Chart and figure data
_ _ _ _

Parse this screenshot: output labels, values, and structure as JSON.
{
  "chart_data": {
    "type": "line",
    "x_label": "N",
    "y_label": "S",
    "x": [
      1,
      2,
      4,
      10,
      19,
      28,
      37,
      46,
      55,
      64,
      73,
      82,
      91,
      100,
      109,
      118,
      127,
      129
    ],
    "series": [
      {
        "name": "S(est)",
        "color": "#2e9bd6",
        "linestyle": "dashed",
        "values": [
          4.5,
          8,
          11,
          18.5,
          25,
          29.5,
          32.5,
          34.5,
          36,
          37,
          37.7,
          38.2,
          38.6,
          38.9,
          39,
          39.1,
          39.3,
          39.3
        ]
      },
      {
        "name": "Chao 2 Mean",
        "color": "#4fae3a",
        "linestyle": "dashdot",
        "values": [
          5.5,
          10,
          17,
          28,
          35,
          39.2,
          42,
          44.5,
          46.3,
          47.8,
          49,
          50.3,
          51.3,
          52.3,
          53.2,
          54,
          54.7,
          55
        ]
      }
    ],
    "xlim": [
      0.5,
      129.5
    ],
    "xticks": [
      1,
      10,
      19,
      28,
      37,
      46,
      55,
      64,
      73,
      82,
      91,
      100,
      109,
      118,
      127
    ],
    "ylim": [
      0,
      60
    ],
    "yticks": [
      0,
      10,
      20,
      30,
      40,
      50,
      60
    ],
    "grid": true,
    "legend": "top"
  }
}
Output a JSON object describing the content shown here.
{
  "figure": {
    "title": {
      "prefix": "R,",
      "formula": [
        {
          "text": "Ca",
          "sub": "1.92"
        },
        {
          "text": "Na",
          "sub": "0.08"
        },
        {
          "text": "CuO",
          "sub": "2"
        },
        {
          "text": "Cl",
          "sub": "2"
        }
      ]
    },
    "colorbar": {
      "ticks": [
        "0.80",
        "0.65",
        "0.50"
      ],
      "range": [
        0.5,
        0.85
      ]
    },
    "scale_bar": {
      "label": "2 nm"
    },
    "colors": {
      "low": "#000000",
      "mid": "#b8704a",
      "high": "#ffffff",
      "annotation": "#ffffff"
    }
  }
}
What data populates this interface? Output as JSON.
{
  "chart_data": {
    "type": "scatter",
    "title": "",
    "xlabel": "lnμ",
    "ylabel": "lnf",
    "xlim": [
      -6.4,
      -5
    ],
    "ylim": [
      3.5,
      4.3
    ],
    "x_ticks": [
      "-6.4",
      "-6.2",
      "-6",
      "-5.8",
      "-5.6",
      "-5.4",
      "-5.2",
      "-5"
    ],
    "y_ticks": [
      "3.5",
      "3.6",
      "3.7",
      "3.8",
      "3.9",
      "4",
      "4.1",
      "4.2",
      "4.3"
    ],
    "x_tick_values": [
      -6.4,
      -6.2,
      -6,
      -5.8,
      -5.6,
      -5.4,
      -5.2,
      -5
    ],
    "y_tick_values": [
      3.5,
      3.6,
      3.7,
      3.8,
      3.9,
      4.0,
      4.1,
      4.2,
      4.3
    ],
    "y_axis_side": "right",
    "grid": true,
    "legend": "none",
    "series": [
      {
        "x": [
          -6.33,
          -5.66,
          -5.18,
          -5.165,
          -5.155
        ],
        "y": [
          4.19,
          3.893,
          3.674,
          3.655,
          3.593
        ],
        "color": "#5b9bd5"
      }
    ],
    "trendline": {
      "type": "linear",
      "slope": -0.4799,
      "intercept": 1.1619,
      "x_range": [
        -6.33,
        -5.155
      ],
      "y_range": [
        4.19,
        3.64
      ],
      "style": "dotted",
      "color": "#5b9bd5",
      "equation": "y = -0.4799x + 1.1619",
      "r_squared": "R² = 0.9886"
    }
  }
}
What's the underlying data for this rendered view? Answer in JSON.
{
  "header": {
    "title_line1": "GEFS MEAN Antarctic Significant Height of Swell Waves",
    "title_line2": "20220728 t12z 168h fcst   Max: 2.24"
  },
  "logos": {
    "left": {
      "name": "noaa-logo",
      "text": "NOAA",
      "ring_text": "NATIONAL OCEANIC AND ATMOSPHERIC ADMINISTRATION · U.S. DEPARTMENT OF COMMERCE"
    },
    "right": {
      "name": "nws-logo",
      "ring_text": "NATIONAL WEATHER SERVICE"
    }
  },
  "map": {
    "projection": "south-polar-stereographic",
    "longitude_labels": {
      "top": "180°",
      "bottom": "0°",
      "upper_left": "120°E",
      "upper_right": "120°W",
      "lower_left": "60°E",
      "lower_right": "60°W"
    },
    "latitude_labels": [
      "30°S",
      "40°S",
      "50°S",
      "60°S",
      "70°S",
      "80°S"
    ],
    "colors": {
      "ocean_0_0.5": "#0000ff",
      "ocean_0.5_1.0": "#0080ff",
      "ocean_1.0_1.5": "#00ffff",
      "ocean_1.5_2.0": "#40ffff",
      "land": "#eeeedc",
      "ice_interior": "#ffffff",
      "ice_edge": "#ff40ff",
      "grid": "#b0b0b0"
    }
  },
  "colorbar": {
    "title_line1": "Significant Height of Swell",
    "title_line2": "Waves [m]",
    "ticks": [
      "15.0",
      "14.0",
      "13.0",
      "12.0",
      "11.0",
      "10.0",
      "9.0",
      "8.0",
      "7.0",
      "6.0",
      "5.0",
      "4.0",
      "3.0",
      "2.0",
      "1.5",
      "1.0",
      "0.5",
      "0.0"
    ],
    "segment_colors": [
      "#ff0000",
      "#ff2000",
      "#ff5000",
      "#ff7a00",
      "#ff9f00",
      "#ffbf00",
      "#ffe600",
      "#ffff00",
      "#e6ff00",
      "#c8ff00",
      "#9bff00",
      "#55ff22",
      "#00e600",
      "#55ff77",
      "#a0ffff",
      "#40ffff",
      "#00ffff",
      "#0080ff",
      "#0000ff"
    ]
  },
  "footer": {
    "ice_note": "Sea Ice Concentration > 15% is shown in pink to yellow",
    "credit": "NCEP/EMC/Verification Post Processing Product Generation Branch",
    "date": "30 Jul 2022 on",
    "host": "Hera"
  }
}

_ _ _ _

__PROBLEM__: Reproduce the complete data exactly as presented above.

__COMPLETE ANSWER__:
Parse this screenshot: output labels, values, and structure as JSON.
{
  "chart_data": {
    "type": "line",
    "x_label": "N",
    "y_label": "S",
    "x": [
      1,
      2,
      4,
      10,
      19,
      28,
      37,
      46,
      55,
      64,
      73,
      82,
      91,
      100,
      109,
      118,
      127,
      129
    ],
    "series": [
      {
        "name": "S(est)",
        "color": "#2e9bd6",
        "linestyle": "dashed",
        "values": [
          4.5,
          8,
          11,
          18.5,
          25,
          29.5,
          32.5,
          34.5,
          36,
          37,
          37.7,
          38.2,
          38.6,
          38.9,
          39,
          39.1,
          39.3,
          39.3
        ]
      },
      {
        "name": "Chao 2 Mean",
        "color": "#4fae3a",
        "linestyle": "dashdot",
        "values": [
          5.5,
          10,
          17,
          28,
          35,
          39.2,
          42,
          44.5,
          46.3,
          47.8,
          49,
          50.3,
          51.3,
          52.3,
          53.2,
          54,
          54.7,
          55
        ]
      }
    ],
    "xlim": [
      0.5,
      129.5
    ],
    "xticks": [
      1,
      10,
      19,
      28,
      37,
      46,
      55,
      64,
      73,
      82,
      91,
      100,
      109,
      118,
      127
    ],
    "ylim": [
      0,
      60
    ],
    "yticks": [
      0,
      10,
      20,
      30,
      40,
      50,
      60
    ],
    "grid": true,
    "legend": "top"
  }
}
Output a JSON object describing the content shown here.
{
  "figure": {
    "title": {
      "prefix": "R,",
      "formula": [
        {
          "text": "Ca",
          "sub": "1.92"
        },
        {
          "text": "Na",
          "sub": "0.08"
        },
        {
          "text": "CuO",
          "sub": "2"
        },
        {
          "text": "Cl",
          "sub": "2"
        }
      ]
    },
    "colorbar": {
      "ticks": [
        "0.80",
        "0.65",
        "0.50"
      ],
      "range": [
        0.5,
        0.85
      ]
    },
    "scale_bar": {
      "label": "2 nm"
    },
    "colors": {
      "low": "#000000",
      "mid": "#b8704a",
      "high": "#ffffff",
      "annotation": "#ffffff"
    }
  }
}
What data populates this interface? Output as JSON.
{
  "chart_data": {
    "type": "scatter",
    "title": "",
    "xlabel": "lnμ",
    "ylabel": "lnf",
    "xlim": [
      -6.4,
      -5
    ],
    "ylim": [
      3.5,
      4.3
    ],
    "x_ticks": [
      "-6.4",
      "-6.2",
      "-6",
      "-5.8",
      "-5.6",
      "-5.4",
      "-5.2",
      "-5"
    ],
    "y_ticks": [
      "3.5",
      "3.6",
      "3.7",
      "3.8",
      "3.9",
      "4",
      "4.1",
      "4.2",
      "4.3"
    ],
    "x_tick_values": [
      -6.4,
      -6.2,
      -6,
      -5.8,
      -5.6,
      -5.4,
      -5.2,
      -5
    ],
    "y_tick_values": [
      3.5,
      3.6,
      3.7,
      3.8,
      3.9,
      4.0,
      4.1,
      4.2,
      4.3
    ],
    "y_axis_side": "right",
    "grid": true,
    "legend": "none",
    "series": [
      {
        "x": [
          -6.33,
          -5.66,
          -5.18,
          -5.165,
          -5.155
        ],
        "y": [
          4.19,
          3.893,
          3.674,
          3.655,
          3.593
        ],
        "color": "#5b9bd5"
      }
    ],
    "trendline": {
      "type": "linear",
      "slope": -0.4799,
      "intercept": 1.1619,
      "x_range": [
        -6.33,
        -5.155
      ],
      "y_range": [
        4.19,
        3.64
      ],
      "style": "dotted",
      "color": "#5b9bd5",
      "equation": "y = -0.4799x + 1.1619",
      "r_squared": "R² = 0.9886"
    }
  }
}
What's the underlying data for this rendered view? Answer in JSON.
{
  "header": {
    "title_line1": "GEFS MEAN Antarctic Significant Height of Swell Waves",
    "title_line2": "20220728 t12z 168h fcst   Max: 2.24"
  },
  "logos": {
    "left": {
      "name": "noaa-logo",
      "text": "NOAA",
      "ring_text": "NATIONAL OCEANIC AND ATMOSPHERIC ADMINISTRATION · U.S. DEPARTMENT OF COMMERCE"
    },
    "right": {
      "name": "nws-logo",
      "ring_text": "NATIONAL WEATHER SERVICE"
    }
  },
  "map": {
    "projection": "south-polar-stereographic",
    "longitude_labels": {
      "top": "180°",
      "bottom": "0°",
      "upper_left": "120°E",
      "upper_right": "120°W",
      "lower_left": "60°E",
      "lower_right": "60°W"
    },
    "latitude_labels": [
      "30°S",
      "40°S",
      "50°S",
      "60°S",
      "70°S",
      "80°S"
    ],
    "colors": {
      "ocean_0_0.5": "#0000ff",
      "ocean_0.5_1.0": "#0080ff",
      "ocean_1.0_1.5": "#00ffff",
      "ocean_1.5_2.0": "#40ffff",
      "land": "#eeeedc",
      "ice_interior": "#ffffff",
      "ice_edge": "#ff40ff",
      "grid": "#b0b0b0"
    }
  },
  "colorbar": {
    "title_line1": "Significant Height of Swell",
    "title_line2": "Waves [m]",
    "ticks": [
      "15.0",
      "14.0",
      "13.0",
      "12.0",
      "11.0",
      "10.0",
      "9.0",
      "8.0",
      "7.0",
      "6.0",
      "5.0",
      "4.0",
      "3.0",
      "2.0",
      "1.5",
      "1.0",
      "0.5",
      "0.0"
    ],
    "segment_colors": [
      "#ff0000",
      "#ff2000",
      "#ff5000",
      "#ff7a00",
      "#ff9f00",
      "#ffbf00",
      "#ffe600",
      "#ffff00",
      "#e6ff00",
      "#c8ff00",
      "#9bff00",
      "#55ff22",
      "#00e600",
      "#55ff77",
      "#a0ffff",
      "#40ffff",
      "#00ffff",
      "#0080ff",
      "#0000ff"
    ]
  },
  "footer": {
    "ice_note": "Sea Ice Concentration > 15% is shown in pink to yellow",
    "credit": "NCEP/EMC/Verification Post Processing Product Generation Branch",
    "date": "30 Jul 2022 on",
    "host": "Hera"
  }
}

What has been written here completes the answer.